■ WHAT IS ASKED: In the entries below, find every line with "text" and copy it.

■ DATA SHOWN:
** Begin **

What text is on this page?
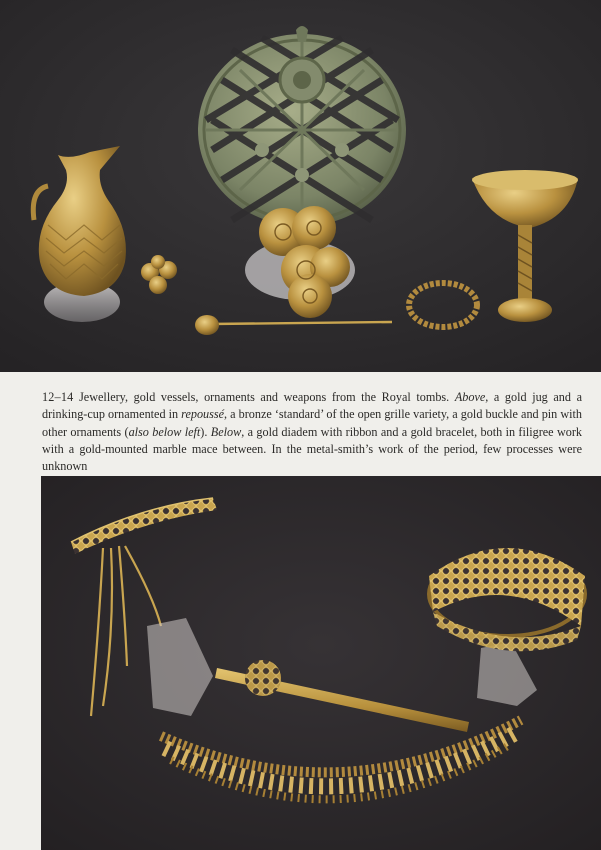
12–14 Jewellery, gold vessels, ornaments and weapons from the Royal tombs. Above, a gold jug and a drinking-cup ornamented in repoussé, a bronze ‘standard’ of the open grille variety, a gold buckle and pin with other ornaments (also below left). Below, a gold diadem with ribbon and a gold bracelet, both in filigree work with a gold-mounted marble mace between. In the metal-smith’s work of the period, few processes were unknown
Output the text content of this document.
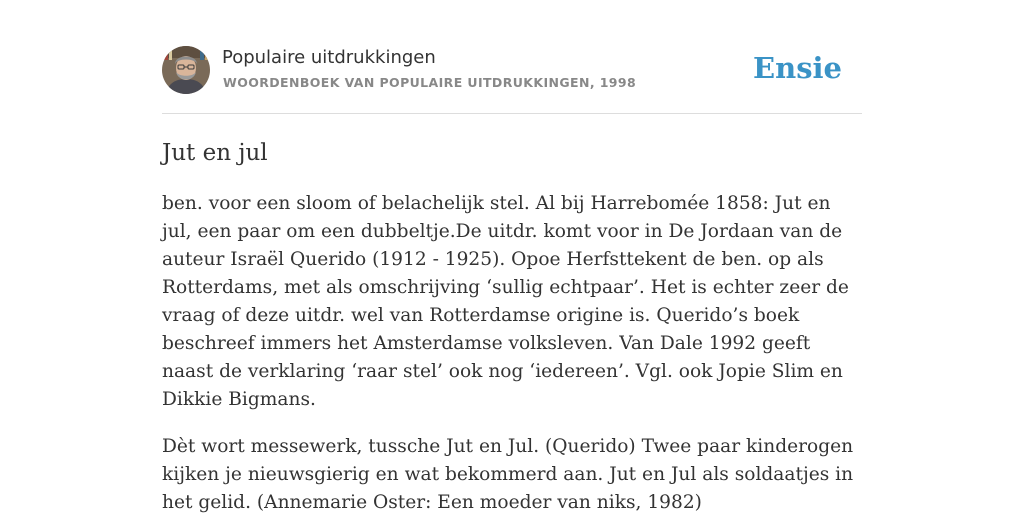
Populaire uitdrukkingen
WOORDENBOEK VAN POPULAIRE UITDRUKKINGEN, 1998	Ensie
Jut en jul

ben. voor een sloom of belachelijk stel. Al bij Harrebomée 1858: Jut en jul, een paar om een dubbeltje.De uitdr. komt voor in De Jordaan van de auteur Israël Querido (1912 - 1925). Opoe Herfsttekent de ben. op als Rotterdams, met als omschrijving ‘sullig echtpaar’. Het is echter zeer de vraag of deze uitdr. wel van Rotterdamse origine is. Querido’s boek beschreef immers het Amsterdamse volksleven. Van Dale 1992 geeft naast de verklaring ‘raar stel’ ook nog ‘iedereen’. Vgl. ook Jopie Slim en Dikkie Bigmans.

Dèt wort messewerk, tussche Jut en Jul. (Querido) Twee paar kinderogen kijken je nieuwsgierig en wat bekommerd aan. Jut en Jul als soldaatjes in het gelid. (Annemarie Oster: Een moeder van niks, 1982)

** End **

■ EXERCISE RESULT:
What text is on this page?
Output the text content of this document.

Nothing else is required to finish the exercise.